What to do -> Extract every line where the string "PTFE" appears.
┌──
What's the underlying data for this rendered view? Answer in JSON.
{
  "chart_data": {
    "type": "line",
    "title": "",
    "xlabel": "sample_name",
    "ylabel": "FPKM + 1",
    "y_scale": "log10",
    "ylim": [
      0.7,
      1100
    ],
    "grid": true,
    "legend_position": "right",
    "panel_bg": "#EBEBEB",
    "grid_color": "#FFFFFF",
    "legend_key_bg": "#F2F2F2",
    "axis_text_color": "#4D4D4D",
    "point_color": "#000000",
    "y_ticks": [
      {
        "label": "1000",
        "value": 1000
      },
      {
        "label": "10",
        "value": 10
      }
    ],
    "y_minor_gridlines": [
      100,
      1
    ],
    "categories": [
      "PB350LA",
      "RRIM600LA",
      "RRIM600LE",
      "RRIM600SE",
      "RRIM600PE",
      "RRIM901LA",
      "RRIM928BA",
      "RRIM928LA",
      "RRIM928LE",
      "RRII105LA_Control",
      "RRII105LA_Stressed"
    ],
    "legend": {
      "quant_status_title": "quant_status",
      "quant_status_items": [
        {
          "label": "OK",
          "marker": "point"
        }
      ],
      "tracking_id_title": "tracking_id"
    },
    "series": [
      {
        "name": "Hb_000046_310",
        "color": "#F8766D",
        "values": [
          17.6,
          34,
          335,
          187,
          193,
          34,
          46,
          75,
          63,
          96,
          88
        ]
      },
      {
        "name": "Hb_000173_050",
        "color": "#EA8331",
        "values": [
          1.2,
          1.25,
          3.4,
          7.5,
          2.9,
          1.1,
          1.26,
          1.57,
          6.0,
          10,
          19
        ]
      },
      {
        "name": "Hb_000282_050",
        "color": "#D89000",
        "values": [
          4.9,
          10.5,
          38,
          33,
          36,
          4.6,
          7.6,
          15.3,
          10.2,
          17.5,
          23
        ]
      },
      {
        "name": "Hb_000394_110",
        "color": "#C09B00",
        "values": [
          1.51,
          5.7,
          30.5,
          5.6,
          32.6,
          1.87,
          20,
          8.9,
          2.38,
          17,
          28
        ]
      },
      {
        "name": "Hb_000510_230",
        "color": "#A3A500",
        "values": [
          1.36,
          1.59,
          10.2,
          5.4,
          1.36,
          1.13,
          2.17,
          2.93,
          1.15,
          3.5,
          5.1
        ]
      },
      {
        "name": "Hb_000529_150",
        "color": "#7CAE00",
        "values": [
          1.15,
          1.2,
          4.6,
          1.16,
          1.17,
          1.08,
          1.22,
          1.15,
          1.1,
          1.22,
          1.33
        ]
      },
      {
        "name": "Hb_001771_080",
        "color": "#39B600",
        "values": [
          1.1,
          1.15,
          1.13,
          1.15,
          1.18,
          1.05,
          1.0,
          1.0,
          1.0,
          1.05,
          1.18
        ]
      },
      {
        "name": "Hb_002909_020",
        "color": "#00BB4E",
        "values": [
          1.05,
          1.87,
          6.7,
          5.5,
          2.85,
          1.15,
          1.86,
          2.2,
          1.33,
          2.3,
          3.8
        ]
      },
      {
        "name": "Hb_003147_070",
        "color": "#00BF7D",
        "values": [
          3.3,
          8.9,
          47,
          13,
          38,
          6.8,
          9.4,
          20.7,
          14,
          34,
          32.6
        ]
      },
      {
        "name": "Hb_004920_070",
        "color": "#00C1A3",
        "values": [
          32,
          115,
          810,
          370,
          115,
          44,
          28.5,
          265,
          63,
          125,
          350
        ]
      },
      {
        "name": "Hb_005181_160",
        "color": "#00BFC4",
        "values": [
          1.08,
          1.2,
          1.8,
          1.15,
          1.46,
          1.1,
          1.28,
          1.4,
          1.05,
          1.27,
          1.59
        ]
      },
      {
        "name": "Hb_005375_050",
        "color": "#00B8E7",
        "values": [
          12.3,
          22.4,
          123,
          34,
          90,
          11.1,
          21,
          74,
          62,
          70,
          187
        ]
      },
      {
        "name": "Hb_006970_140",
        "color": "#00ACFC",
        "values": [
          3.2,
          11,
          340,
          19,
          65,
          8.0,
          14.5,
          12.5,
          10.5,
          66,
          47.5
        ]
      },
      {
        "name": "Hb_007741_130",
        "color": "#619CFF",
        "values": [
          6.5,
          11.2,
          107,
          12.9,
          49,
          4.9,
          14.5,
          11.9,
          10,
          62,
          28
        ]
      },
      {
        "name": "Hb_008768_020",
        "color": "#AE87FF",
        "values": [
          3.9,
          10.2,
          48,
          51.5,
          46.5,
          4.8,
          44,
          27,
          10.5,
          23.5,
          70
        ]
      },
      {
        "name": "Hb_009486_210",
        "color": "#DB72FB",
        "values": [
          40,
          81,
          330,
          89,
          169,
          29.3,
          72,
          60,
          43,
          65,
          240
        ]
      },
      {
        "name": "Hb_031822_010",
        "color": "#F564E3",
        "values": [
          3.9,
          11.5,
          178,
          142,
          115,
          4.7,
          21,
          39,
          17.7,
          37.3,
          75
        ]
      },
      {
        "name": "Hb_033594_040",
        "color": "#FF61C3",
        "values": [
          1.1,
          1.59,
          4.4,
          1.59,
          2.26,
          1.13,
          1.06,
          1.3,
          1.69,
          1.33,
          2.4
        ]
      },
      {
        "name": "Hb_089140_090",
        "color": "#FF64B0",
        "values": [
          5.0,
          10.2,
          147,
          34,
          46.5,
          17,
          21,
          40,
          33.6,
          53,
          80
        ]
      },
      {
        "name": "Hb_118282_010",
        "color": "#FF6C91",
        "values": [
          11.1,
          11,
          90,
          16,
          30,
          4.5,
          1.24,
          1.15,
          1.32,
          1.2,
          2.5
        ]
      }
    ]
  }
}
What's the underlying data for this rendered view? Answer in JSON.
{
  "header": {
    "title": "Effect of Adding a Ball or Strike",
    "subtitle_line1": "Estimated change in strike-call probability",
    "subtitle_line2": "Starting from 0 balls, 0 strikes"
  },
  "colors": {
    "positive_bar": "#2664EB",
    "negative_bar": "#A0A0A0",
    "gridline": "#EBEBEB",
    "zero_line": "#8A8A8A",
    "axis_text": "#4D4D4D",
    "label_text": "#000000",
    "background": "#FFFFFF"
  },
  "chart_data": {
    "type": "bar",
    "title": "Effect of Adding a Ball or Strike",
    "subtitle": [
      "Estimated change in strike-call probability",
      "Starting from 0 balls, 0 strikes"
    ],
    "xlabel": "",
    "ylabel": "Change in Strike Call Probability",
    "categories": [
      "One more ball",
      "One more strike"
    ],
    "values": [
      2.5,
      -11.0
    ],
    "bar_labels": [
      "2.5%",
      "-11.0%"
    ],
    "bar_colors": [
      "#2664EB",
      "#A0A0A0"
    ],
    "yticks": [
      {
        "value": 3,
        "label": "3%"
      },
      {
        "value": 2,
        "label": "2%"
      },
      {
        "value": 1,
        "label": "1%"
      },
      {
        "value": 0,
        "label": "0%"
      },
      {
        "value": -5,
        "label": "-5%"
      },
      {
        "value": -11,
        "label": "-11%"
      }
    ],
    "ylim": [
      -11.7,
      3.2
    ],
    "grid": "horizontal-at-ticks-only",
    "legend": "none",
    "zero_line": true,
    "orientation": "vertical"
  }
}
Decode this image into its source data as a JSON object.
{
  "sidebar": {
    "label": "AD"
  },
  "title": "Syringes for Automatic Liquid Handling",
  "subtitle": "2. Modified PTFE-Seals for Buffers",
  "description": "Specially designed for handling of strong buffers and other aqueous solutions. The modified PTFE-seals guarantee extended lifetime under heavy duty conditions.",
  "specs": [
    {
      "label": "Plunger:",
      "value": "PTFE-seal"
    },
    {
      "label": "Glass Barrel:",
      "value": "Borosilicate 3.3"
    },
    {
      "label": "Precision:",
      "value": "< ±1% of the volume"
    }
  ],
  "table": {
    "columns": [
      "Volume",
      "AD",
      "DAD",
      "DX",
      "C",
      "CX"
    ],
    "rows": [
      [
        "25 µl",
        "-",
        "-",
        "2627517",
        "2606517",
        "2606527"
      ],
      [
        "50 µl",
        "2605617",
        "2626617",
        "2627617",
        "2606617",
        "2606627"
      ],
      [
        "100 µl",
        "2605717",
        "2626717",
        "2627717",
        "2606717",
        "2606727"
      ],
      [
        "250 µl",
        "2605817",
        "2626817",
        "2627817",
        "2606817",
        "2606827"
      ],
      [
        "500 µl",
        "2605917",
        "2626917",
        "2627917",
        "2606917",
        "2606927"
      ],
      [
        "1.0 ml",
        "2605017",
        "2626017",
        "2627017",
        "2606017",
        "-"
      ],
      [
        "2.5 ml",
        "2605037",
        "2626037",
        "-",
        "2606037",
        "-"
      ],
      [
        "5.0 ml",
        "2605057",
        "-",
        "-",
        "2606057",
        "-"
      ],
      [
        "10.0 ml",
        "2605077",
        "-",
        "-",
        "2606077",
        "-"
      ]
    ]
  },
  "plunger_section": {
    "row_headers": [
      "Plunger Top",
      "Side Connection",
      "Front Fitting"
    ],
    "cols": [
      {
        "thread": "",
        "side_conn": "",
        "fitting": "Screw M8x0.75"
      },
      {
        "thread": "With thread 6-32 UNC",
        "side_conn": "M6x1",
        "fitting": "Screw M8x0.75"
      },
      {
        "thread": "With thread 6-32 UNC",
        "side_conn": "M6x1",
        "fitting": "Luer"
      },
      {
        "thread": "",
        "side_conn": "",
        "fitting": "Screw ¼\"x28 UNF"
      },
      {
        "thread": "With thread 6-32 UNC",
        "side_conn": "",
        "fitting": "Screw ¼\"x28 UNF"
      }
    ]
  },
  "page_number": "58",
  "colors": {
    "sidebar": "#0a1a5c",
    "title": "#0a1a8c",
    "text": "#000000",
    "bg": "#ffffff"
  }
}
└──
Reply to the exercise ->
  "subtitle": "2. Modified PTFE-Seals for Buffers",
  "description": "Specially designed for handling of strong buffers and other aqueous solutions. The modified PTFE-seals guarantee extended lifetime under heavy duty conditions.",
      "value": "PTFE-seal"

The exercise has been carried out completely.